• _WORK TO COMPLETE_: Print the listing as it stands, omitting all images.

— start of PROVIDED RECORDS —

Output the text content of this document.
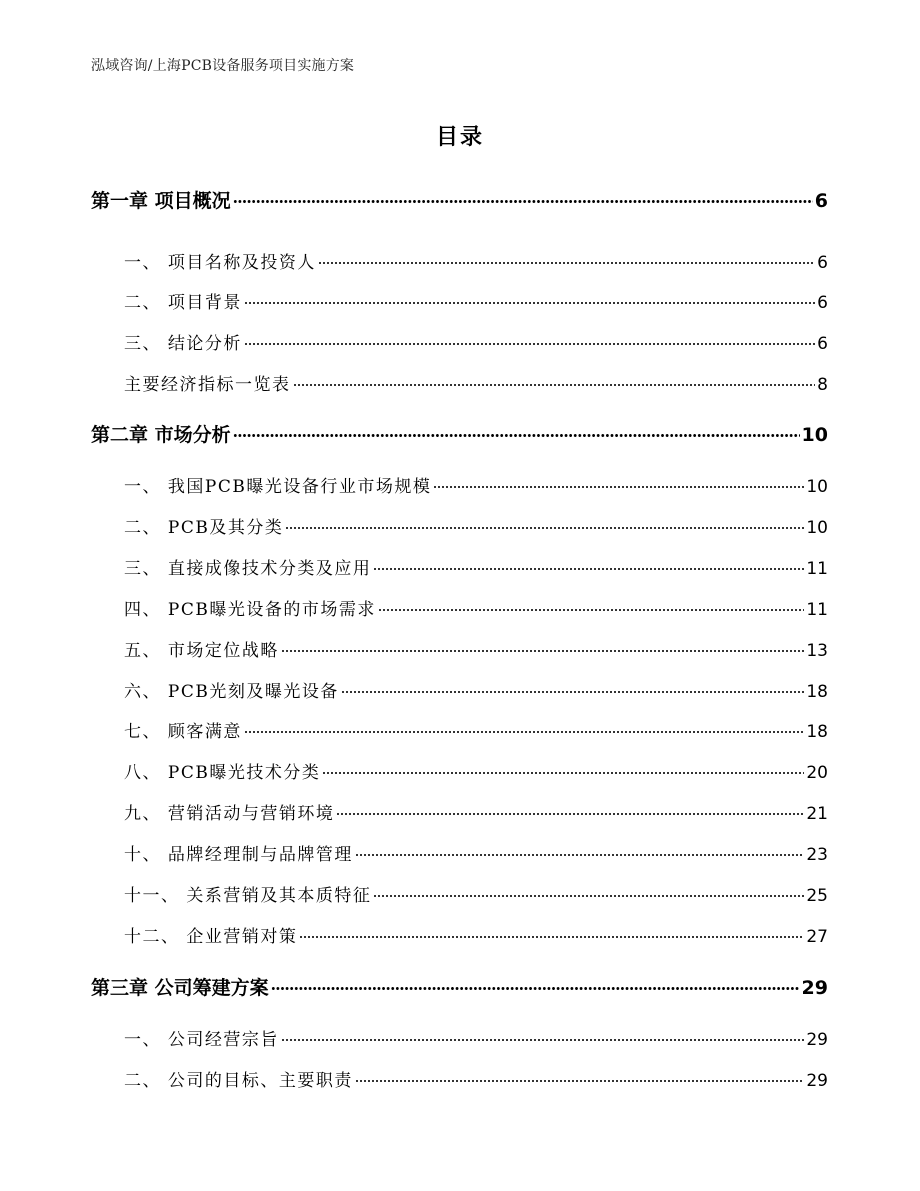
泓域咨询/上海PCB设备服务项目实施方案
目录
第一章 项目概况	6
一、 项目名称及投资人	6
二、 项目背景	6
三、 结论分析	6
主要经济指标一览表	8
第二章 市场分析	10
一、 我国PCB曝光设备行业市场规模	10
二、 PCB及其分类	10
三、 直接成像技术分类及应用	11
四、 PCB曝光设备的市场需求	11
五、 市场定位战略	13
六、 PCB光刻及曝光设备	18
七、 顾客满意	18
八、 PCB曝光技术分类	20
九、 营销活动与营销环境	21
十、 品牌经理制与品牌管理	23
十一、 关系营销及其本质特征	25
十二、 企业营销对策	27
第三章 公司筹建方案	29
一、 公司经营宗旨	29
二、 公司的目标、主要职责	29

— end of PROVIDED RECORDS —

• _SOLUTION_:
Output the text content of this document.
泓域咨询/上海PCB设备服务项目实施方案
目录
第一章 项目概况	6
一、 项目名称及投资人	6
二、 项目背景	6
三、 结论分析	6
主要经济指标一览表	8
第二章 市场分析	10
一、 我国PCB曝光设备行业市场规模	10
二、 PCB及其分类	10
三、 直接成像技术分类及应用	11
四、 PCB曝光设备的市场需求	11
五、 市场定位战略	13
六、 PCB光刻及曝光设备	18
七、 顾客满意	18
八、 PCB曝光技术分类	20
九、 营销活动与营销环境	21
十、 品牌经理制与品牌管理	23
十一、 关系营销及其本质特征	25
十二、 企业营销对策	27
第三章 公司筹建方案	29
一、 公司经营宗旨	29
二、 公司的目标、主要职责	29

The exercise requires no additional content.